-- Task to complete --
Go through the lines below and copy each one that holds the string "true".

==== Data to process

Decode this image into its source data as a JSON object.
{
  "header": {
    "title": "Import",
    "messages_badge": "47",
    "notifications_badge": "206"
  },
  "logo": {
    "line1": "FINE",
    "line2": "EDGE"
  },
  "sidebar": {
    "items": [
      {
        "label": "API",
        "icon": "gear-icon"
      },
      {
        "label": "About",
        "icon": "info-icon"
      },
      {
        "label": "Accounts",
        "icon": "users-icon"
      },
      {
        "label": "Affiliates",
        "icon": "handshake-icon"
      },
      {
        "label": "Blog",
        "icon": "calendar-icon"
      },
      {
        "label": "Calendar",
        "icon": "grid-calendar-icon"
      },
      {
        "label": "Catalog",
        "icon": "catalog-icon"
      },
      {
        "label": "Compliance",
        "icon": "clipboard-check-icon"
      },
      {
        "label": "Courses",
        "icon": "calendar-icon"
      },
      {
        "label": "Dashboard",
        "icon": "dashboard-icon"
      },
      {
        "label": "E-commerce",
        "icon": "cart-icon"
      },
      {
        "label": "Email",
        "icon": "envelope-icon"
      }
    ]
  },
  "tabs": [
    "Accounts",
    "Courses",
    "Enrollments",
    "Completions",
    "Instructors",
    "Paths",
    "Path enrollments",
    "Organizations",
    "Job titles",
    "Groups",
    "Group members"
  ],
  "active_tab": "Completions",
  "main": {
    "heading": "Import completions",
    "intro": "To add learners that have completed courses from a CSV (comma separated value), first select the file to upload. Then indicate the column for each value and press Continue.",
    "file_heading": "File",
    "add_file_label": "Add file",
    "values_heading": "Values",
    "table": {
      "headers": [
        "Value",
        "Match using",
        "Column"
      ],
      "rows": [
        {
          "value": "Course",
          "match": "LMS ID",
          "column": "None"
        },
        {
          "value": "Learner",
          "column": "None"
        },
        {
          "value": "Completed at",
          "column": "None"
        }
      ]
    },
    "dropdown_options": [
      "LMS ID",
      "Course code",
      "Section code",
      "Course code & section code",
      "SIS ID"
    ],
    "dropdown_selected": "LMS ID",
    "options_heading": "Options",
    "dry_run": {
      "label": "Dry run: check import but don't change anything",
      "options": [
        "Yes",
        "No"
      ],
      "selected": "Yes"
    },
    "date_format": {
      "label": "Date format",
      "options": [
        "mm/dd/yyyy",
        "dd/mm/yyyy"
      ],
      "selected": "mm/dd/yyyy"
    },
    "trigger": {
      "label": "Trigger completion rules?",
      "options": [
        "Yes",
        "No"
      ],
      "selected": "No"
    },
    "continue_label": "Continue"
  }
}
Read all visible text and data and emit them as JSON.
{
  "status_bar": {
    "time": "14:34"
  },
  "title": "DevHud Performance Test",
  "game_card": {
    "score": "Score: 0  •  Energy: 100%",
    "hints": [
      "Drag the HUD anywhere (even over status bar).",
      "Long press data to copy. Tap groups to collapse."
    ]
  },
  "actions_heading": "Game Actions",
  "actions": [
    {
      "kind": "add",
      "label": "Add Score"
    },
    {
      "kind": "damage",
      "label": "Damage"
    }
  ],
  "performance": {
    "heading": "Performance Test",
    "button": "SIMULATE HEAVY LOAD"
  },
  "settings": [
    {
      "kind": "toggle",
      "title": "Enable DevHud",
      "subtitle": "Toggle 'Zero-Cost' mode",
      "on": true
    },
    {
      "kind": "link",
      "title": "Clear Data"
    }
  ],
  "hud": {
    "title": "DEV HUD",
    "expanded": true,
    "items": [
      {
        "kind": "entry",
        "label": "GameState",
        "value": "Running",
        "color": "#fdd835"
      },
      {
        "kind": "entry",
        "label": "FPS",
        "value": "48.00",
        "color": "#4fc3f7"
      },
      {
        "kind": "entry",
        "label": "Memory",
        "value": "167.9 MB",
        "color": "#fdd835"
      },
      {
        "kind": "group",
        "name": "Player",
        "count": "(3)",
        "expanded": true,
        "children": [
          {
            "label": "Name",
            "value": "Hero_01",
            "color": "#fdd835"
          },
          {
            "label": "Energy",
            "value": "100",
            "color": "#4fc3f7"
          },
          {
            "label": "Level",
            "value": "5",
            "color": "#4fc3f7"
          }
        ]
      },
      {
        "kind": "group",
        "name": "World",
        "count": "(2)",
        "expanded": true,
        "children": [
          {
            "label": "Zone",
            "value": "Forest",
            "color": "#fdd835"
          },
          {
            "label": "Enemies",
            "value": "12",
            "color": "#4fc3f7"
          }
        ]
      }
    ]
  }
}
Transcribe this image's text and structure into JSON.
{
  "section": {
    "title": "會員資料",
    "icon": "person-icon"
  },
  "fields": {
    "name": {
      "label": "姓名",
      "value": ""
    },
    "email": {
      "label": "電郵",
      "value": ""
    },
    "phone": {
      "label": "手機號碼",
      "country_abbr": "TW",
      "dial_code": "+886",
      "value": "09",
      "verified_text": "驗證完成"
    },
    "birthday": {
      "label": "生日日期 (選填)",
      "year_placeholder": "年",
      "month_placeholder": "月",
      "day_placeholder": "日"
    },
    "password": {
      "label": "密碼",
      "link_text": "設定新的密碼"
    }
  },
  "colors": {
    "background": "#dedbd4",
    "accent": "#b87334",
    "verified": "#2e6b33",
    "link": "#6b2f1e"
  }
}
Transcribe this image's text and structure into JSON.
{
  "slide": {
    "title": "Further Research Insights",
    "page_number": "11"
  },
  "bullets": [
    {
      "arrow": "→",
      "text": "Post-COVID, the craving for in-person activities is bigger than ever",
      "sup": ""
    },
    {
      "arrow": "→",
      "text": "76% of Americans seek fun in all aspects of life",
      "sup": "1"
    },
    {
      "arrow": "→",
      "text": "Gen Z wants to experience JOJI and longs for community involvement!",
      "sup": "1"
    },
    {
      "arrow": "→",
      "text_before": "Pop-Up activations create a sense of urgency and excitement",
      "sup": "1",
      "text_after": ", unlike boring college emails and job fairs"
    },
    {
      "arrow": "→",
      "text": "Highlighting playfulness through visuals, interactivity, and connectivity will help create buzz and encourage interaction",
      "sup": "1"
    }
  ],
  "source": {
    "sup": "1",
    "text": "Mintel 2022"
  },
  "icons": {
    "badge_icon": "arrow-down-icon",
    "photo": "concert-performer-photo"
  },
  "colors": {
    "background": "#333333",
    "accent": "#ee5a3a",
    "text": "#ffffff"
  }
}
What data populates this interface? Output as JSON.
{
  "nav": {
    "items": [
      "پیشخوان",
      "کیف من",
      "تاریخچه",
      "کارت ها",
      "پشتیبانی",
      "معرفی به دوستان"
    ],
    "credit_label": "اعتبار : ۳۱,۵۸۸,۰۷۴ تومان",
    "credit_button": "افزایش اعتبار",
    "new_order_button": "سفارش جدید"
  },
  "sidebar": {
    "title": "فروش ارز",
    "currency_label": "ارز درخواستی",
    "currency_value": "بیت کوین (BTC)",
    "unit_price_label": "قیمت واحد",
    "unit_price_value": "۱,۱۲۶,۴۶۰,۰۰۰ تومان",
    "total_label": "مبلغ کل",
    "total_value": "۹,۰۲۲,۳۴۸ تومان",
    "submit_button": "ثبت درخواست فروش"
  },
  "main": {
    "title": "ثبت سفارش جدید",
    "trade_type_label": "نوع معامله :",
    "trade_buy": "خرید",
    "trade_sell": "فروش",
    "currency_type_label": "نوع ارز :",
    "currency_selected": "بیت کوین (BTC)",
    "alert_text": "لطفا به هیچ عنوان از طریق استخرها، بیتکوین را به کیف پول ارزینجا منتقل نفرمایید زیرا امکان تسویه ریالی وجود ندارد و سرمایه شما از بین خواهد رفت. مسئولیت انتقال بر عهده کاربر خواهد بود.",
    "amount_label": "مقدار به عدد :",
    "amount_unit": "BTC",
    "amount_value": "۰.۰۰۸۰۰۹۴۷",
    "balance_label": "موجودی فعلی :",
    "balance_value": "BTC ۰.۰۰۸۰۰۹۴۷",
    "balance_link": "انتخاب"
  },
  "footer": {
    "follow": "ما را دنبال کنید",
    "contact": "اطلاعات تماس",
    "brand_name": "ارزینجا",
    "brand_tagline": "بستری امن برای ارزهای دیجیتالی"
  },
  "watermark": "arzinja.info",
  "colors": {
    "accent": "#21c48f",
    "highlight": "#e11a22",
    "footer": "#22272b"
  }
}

========

-- Written solution --
      "on": true
    "expanded": true,
        "expanded": true,
        "expanded": true,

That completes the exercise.